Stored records

===

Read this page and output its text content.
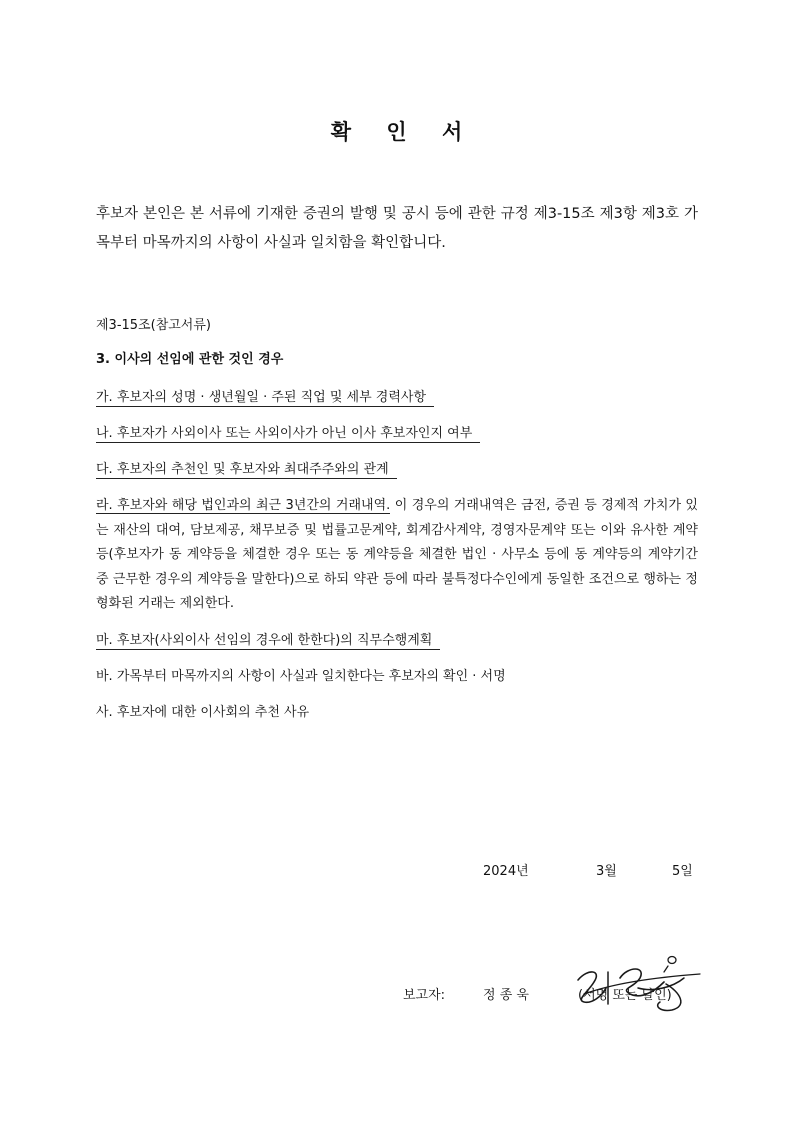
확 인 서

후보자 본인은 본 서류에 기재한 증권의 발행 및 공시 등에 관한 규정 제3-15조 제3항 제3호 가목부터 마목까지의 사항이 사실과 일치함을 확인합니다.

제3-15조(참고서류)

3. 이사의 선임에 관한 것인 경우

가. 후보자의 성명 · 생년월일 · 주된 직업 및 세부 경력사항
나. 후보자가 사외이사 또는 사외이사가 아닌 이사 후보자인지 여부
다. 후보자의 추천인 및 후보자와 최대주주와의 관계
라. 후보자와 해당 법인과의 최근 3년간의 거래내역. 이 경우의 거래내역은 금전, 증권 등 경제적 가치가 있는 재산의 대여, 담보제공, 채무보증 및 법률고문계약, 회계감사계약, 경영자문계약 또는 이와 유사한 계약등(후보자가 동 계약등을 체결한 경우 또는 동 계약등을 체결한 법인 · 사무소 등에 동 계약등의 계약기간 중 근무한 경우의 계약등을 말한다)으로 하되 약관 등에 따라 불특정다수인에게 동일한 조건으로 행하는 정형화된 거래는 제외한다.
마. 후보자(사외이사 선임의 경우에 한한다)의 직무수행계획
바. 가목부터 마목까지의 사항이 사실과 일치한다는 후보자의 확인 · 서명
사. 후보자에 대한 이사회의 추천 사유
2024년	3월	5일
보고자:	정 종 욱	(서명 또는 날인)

===

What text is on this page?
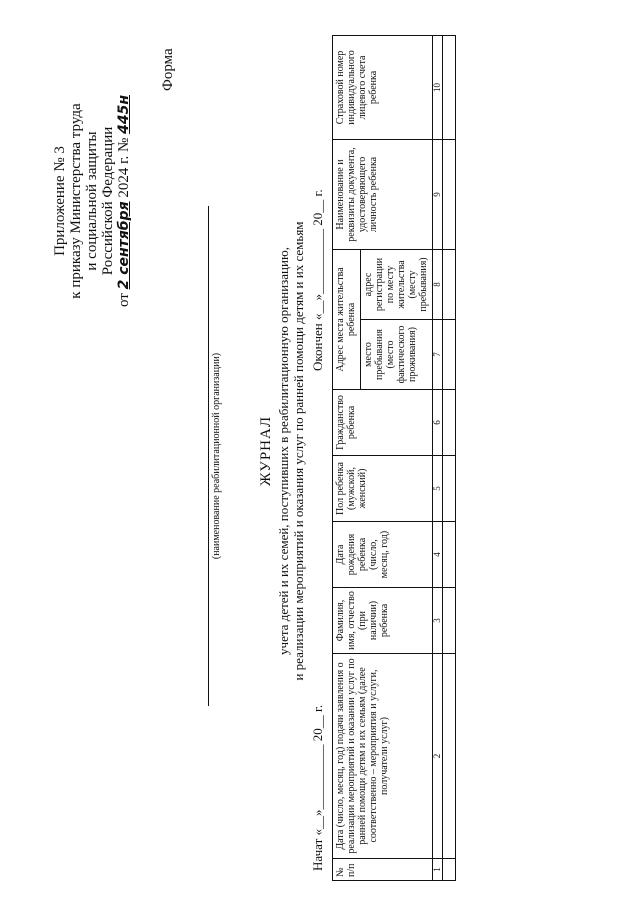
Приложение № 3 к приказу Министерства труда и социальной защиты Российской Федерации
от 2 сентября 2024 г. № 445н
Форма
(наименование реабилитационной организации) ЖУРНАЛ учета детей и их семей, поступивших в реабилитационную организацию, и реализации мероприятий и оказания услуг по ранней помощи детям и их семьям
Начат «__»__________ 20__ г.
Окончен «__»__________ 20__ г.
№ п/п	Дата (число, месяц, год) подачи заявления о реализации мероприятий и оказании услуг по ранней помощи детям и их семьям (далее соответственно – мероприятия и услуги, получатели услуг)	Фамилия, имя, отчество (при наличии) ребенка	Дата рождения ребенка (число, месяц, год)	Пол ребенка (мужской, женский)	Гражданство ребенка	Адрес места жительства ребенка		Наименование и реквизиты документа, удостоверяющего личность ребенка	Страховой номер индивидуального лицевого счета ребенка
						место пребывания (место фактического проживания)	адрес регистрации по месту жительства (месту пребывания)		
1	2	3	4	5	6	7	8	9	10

===

> _What you are asked to do_:
Scan the material for lines with the word "가목부터", and copy each line you find.

> _Worked solution_:
후보자 본인은 본 서류에 기재한 증권의 발행 및 공시 등에 관한 규정 제3-15조 제3항 제3호 가목부터 마목까지의 사항이 사실과 일치함을 확인합니다.
바. 가목부터 마목까지의 사항이 사실과 일치한다는 후보자의 확인 · 서명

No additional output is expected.